=== Short exercise 1 ===
Answer these from the article on Nokia's Here maps:
(a) Whose browser will replace Nokia's on the feature handset business?
(b) Which Samsung device does the article specifically name for the Tizen version of Here?
(c) When will Here for Samsung Galaxy smartphones be rolled out, according to another spokesperson?

=== Text ===
Opera may have taken some of the wind out of the Nokia brand with the news that its browser will be replacing Nokia’s on the now-Microsoft-owned, winding down, feature handset business. But today the Finnish company that has remained after the Microsoft handset sale had some interesting news of its own: it’s tying up with Samsung for two new versions of its Here mapping product, a free Android version coming first to Samsung’s Galaxy line of devices, and a Tizen version for Samsung’s Tizen-powered smart devices, specifically the Gear smartwatch.
Nokia says that Here app will be available on Samsung Galaxy devices exclusively. We have asked the company when it plans to make it available to other Android handsets and will update this as we learn more. (Update: there will be availability elsewhere, but no timeline when. “HERE for Android is part of our partnership with Samsung, but we aim to make HERE available to as many people as possible,” a Here spokesperson tells me, adding that it will be sometime “later this year.” Another spokesperson tells us that Here for Samsung Galaxy smartphones will be rolled out at the same time that the Gear S starts to retail — further strengthening the link between the two pieces of news and the functionality.

=== Short exercise 2 ===
Please reproduce everything in the records from the start down through the line containing "433, 746, 446]", substituting "marker" for each "scatter-point" and keeping all else unchanged. Give only those lines.

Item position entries
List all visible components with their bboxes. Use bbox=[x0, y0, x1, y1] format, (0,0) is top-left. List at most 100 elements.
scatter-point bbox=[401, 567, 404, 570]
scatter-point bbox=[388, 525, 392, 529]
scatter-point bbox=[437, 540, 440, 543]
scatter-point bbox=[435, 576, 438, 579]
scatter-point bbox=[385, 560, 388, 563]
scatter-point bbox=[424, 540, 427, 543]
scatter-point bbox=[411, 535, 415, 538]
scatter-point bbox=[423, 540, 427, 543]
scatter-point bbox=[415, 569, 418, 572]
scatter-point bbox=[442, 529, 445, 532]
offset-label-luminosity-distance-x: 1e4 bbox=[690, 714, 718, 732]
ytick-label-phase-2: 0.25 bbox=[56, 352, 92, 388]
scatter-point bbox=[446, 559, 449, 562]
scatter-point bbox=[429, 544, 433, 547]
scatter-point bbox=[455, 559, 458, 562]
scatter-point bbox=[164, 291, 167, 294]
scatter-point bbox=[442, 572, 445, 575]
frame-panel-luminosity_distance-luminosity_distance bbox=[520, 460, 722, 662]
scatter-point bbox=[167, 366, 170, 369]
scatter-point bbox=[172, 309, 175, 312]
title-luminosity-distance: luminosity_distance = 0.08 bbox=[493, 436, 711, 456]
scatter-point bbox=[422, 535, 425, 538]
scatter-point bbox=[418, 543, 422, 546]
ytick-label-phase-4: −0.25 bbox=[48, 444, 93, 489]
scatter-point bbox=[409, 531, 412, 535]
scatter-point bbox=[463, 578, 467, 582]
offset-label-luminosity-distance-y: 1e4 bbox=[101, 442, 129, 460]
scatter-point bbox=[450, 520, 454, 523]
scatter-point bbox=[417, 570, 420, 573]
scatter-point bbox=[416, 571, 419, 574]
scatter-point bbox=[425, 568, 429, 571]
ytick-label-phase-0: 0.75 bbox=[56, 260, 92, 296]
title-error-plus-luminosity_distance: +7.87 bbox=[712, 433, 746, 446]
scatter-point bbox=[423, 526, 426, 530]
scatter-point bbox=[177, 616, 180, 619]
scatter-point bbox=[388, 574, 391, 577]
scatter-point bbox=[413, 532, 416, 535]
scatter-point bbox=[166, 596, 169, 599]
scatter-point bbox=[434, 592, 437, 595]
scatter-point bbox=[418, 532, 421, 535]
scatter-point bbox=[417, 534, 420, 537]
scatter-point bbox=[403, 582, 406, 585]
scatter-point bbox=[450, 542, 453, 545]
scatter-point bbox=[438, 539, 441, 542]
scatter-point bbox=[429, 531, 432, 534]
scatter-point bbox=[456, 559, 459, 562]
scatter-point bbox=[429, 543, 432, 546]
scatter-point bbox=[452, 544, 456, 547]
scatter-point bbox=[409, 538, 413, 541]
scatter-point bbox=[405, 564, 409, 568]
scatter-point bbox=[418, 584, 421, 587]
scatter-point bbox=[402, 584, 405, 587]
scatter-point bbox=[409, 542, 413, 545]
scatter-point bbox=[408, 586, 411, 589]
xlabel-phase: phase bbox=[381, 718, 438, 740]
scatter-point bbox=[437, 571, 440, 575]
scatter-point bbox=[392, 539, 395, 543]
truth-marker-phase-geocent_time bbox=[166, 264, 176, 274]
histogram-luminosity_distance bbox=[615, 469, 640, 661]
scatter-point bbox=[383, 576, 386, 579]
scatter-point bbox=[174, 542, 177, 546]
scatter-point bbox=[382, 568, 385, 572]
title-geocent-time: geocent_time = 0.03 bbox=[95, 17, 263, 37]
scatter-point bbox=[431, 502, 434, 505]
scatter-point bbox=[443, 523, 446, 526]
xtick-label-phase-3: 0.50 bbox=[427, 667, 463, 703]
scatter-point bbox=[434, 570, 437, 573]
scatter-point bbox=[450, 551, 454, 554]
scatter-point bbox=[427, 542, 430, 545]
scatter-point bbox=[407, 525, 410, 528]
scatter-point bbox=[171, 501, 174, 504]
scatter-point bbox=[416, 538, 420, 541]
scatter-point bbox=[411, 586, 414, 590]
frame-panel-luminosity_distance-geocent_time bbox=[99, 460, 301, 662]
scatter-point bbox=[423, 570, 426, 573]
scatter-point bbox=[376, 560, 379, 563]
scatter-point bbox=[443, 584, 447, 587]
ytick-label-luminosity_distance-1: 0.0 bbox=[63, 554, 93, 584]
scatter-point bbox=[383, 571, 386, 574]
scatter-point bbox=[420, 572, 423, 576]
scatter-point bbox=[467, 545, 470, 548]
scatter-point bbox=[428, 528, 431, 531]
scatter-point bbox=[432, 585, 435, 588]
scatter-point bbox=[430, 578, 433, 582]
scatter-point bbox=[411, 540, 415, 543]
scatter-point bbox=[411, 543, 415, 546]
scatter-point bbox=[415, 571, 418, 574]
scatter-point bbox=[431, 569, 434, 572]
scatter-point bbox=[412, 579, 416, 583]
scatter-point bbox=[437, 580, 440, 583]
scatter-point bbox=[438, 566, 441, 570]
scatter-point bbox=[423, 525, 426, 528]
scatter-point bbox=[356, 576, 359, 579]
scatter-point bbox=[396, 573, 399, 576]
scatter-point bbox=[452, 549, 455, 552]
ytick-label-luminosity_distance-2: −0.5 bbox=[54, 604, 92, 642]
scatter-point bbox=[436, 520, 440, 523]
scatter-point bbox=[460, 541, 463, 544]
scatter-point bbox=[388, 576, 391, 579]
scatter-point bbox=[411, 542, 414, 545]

=== Worked solution 1 ===
(a) Opera's.
(b) The Gear smartwatch.
(c) At the same time that the Gear S starts to retail.

=== Worked solution 2 ===
List all visible components with their bboxes. Use bbox=[x0, y0, x1, y1] format, (0,0) is top-left. List at most 100 elements.
marker bbox=[401, 567, 404, 570]
marker bbox=[388, 525, 392, 529]
marker bbox=[437, 540, 440, 543]
marker bbox=[435, 576, 438, 579]
marker bbox=[385, 560, 388, 563]
marker bbox=[424, 540, 427, 543]
marker bbox=[411, 535, 415, 538]
marker bbox=[423, 540, 427, 543]
marker bbox=[415, 569, 418, 572]
marker bbox=[442, 529, 445, 532]
offset-label-luminosity-distance-x: 1e4 bbox=[690, 714, 718, 732]
ytick-label-phase-2: 0.25 bbox=[56, 352, 92, 388]
marker bbox=[446, 559, 449, 562]
marker bbox=[429, 544, 433, 547]
marker bbox=[455, 559, 458, 562]
marker bbox=[164, 291, 167, 294]
marker bbox=[442, 572, 445, 575]
frame-panel-luminosity_distance-luminosity_distance bbox=[520, 460, 722, 662]
marker bbox=[167, 366, 170, 369]
marker bbox=[172, 309, 175, 312]
title-luminosity-distance: luminosity_distance = 0.08 bbox=[493, 436, 711, 456]
marker bbox=[422, 535, 425, 538]
marker bbox=[418, 543, 422, 546]
ytick-label-phase-4: −0.25 bbox=[48, 444, 93, 489]
marker bbox=[409, 531, 412, 535]
marker bbox=[463, 578, 467, 582]
offset-label-luminosity-distance-y: 1e4 bbox=[101, 442, 129, 460]
marker bbox=[450, 520, 454, 523]
marker bbox=[417, 570, 420, 573]
marker bbox=[416, 571, 419, 574]
marker bbox=[425, 568, 429, 571]
ytick-label-phase-0: 0.75 bbox=[56, 260, 92, 296]
title-error-plus-luminosity_distance: +7.87 bbox=[712, 433, 746, 446]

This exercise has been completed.